Given task
Check each line of the listing for the string "right", then state how many lines have it. Only the number is wanted.

Working data

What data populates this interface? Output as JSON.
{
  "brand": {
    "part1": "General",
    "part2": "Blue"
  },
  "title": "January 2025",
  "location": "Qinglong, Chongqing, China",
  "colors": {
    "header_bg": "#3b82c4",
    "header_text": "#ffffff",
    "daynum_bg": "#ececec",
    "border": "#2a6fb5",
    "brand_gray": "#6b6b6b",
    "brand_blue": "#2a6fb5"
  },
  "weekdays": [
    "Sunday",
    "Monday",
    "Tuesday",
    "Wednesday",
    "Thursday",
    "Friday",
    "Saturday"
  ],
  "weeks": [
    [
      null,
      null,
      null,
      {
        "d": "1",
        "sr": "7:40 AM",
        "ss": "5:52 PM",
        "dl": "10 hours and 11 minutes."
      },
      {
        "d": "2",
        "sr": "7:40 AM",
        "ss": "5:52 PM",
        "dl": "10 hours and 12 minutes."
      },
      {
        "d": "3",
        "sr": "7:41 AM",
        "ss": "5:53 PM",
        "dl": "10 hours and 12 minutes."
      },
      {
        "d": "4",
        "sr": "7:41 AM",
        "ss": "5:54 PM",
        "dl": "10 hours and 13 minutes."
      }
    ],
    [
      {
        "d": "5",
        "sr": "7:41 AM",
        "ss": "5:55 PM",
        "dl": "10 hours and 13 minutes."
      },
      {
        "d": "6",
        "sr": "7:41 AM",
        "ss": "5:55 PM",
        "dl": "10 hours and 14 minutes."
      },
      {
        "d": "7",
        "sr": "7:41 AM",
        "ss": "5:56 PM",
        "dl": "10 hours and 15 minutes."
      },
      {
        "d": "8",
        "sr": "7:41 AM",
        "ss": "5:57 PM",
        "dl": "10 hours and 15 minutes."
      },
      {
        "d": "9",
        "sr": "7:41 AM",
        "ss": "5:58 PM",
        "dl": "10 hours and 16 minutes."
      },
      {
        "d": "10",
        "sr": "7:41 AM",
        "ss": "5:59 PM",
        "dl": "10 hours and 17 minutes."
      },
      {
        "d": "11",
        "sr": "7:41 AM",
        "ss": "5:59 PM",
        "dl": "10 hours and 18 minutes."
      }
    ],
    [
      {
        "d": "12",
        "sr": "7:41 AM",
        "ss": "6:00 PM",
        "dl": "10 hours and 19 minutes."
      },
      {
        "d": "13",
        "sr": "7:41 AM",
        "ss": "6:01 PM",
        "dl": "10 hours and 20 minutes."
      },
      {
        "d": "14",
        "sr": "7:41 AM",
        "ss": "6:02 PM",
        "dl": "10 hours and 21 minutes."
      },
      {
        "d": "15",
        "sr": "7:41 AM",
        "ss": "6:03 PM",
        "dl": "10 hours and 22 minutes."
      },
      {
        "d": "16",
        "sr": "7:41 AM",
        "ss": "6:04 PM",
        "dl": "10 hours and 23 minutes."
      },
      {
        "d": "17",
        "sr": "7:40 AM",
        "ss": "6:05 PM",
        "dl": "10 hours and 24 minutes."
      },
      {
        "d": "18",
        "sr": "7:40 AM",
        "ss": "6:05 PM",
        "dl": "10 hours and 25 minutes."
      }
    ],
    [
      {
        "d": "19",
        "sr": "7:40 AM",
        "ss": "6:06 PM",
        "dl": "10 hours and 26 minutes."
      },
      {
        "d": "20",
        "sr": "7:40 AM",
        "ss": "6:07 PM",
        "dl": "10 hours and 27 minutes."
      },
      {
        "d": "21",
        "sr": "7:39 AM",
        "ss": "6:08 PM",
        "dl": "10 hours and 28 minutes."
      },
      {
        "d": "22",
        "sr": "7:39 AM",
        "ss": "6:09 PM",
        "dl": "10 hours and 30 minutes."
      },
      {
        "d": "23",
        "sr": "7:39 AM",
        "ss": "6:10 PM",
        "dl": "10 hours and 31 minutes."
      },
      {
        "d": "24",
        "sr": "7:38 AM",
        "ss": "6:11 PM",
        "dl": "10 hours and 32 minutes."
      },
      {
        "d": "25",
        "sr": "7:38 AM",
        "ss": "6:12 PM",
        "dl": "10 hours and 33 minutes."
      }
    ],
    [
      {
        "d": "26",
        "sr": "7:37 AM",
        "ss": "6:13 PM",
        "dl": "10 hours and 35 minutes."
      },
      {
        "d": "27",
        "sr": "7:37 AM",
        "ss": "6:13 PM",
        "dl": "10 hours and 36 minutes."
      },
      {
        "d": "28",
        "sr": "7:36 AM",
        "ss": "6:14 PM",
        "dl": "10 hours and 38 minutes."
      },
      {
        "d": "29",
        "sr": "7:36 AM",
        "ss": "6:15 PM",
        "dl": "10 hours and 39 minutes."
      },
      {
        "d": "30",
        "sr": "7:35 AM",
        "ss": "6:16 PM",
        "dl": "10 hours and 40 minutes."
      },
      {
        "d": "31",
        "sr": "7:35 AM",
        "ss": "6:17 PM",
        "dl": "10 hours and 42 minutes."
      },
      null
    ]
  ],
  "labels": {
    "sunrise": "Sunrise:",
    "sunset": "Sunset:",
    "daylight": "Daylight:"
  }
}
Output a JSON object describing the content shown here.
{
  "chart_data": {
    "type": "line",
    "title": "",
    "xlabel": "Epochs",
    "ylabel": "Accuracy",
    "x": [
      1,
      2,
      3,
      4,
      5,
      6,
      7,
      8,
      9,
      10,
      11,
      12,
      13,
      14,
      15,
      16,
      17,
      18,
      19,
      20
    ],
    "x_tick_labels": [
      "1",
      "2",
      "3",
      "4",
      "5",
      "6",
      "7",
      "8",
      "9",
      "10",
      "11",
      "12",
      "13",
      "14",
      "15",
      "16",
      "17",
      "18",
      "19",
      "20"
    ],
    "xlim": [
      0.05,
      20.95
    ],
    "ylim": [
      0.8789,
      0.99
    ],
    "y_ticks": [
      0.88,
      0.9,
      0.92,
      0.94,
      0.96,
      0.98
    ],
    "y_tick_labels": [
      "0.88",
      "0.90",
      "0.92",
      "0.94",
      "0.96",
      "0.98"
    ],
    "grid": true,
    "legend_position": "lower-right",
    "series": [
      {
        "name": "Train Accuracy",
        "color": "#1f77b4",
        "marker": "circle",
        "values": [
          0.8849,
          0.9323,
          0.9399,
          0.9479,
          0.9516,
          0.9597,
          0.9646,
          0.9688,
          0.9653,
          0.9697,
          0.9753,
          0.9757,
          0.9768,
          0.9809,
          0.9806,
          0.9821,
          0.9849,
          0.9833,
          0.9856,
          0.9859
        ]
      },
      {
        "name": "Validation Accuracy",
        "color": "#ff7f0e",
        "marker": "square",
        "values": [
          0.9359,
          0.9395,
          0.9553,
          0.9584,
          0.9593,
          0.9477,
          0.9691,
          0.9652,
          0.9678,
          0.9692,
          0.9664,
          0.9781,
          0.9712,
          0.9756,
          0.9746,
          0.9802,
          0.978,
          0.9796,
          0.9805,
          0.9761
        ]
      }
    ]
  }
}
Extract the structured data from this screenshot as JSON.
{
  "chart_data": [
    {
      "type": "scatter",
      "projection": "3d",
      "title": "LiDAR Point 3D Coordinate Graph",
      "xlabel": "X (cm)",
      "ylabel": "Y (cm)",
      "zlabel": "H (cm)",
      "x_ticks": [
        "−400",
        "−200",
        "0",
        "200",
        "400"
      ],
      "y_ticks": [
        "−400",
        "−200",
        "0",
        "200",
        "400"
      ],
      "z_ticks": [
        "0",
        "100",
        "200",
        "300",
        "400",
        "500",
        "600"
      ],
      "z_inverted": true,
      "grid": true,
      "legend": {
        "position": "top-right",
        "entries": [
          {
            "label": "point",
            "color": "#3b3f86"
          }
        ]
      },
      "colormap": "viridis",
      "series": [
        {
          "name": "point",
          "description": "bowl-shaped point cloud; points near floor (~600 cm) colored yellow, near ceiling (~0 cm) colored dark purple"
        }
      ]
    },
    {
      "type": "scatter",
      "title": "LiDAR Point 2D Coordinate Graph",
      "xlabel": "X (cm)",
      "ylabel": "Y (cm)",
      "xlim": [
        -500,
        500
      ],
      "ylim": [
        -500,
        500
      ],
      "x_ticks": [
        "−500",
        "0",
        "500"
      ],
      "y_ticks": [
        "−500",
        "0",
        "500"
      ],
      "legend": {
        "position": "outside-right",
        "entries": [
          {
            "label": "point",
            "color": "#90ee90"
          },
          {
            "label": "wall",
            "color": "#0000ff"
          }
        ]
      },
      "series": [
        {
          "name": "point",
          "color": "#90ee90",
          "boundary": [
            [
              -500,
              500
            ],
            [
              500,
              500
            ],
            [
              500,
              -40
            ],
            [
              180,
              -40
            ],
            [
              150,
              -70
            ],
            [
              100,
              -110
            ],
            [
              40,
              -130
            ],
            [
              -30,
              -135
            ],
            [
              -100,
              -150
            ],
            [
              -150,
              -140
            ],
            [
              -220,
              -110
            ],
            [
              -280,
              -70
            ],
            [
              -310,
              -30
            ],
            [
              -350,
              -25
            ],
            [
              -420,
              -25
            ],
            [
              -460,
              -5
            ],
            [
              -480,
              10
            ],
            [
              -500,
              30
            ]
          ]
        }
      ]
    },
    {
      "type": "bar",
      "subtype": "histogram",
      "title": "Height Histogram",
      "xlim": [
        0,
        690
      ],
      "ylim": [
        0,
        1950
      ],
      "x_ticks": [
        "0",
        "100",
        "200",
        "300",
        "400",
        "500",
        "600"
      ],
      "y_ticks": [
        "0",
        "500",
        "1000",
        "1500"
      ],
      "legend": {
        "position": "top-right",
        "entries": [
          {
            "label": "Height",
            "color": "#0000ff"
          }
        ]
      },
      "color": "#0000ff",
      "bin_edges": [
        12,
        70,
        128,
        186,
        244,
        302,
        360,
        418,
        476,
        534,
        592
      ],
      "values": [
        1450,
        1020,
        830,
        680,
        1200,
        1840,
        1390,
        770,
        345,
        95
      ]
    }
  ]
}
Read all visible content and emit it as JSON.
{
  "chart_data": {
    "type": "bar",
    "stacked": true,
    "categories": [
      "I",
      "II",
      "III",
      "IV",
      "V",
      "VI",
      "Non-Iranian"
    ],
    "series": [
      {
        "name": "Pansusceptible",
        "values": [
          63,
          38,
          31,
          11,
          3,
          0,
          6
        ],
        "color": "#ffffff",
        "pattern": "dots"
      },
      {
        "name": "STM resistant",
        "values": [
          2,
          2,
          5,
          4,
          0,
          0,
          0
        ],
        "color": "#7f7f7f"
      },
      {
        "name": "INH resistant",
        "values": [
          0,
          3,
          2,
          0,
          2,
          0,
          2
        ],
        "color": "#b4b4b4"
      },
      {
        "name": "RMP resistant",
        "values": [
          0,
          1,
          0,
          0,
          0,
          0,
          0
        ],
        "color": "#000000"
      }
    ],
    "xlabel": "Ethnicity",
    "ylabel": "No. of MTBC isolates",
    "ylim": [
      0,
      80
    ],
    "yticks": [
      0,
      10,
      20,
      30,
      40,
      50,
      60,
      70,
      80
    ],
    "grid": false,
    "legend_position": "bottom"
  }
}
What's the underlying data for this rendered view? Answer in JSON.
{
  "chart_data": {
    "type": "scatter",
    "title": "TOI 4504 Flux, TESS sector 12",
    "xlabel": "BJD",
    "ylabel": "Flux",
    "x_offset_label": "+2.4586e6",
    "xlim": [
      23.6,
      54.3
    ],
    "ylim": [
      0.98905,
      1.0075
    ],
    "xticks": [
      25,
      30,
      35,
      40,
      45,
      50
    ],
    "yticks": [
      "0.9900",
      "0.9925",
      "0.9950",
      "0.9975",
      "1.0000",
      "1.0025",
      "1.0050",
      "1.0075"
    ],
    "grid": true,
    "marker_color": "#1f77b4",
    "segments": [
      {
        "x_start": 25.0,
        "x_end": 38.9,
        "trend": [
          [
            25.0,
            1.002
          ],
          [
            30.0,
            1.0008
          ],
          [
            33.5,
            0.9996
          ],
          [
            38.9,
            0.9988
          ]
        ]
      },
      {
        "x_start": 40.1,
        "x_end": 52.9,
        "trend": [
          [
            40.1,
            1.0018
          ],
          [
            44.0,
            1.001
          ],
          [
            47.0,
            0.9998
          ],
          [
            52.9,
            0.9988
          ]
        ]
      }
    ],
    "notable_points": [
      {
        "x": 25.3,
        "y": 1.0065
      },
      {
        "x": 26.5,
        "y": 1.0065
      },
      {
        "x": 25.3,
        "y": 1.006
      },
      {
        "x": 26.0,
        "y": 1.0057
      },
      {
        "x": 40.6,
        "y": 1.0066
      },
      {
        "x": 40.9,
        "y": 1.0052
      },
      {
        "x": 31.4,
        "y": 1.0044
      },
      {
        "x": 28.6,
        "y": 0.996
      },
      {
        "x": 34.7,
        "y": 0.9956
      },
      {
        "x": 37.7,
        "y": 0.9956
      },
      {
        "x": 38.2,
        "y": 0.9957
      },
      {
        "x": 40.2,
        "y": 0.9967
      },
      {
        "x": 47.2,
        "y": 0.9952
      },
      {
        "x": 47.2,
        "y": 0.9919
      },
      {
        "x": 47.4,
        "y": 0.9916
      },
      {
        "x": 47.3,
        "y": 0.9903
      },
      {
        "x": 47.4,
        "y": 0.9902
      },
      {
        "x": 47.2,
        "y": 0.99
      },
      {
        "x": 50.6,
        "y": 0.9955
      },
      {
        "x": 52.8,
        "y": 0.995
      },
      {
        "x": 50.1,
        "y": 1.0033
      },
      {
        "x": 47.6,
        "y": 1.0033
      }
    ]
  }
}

Problem solution
4